▶ EXERCISE INSTRUCTIONS
Find how many lines of the listing below include the word "description", then report the number by itself.

________________________________________

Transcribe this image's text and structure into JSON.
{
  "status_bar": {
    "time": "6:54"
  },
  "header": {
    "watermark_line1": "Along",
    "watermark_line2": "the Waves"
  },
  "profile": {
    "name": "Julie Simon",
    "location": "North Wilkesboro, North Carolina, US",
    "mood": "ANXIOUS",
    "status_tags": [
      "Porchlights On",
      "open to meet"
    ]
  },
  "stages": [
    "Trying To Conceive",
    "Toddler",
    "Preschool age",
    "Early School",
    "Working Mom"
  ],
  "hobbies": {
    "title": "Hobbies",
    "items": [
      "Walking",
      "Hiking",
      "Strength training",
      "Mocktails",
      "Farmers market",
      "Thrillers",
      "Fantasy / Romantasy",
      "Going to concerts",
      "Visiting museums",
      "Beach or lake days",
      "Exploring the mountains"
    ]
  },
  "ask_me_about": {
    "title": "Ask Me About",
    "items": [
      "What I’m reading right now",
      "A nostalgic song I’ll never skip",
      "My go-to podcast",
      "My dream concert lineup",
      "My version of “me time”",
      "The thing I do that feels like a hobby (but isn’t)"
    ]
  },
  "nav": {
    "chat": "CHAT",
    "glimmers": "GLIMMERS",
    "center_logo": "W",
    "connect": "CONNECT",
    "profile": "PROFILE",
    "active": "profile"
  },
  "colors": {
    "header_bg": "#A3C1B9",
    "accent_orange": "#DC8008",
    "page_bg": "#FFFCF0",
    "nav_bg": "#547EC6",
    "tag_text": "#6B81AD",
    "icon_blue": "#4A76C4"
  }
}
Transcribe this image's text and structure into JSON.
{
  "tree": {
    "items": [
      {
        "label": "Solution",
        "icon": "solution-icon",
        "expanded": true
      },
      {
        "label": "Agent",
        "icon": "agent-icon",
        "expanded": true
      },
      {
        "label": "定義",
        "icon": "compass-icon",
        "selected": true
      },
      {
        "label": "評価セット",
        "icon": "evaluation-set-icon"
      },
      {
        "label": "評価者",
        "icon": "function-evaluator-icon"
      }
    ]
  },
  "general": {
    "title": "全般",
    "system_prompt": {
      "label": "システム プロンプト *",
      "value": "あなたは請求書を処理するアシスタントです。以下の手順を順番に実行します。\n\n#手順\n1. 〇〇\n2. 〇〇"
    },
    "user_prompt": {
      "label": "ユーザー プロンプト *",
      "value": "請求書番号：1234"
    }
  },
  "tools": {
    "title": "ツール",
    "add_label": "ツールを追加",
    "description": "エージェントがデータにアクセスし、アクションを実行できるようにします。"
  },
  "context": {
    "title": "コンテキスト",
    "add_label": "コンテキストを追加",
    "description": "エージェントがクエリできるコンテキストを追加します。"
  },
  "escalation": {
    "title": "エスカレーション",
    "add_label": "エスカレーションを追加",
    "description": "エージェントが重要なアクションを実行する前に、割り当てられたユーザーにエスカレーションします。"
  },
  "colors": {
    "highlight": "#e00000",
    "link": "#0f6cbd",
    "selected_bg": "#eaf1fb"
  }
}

________________________________________

▶ WRITTEN REPLY
3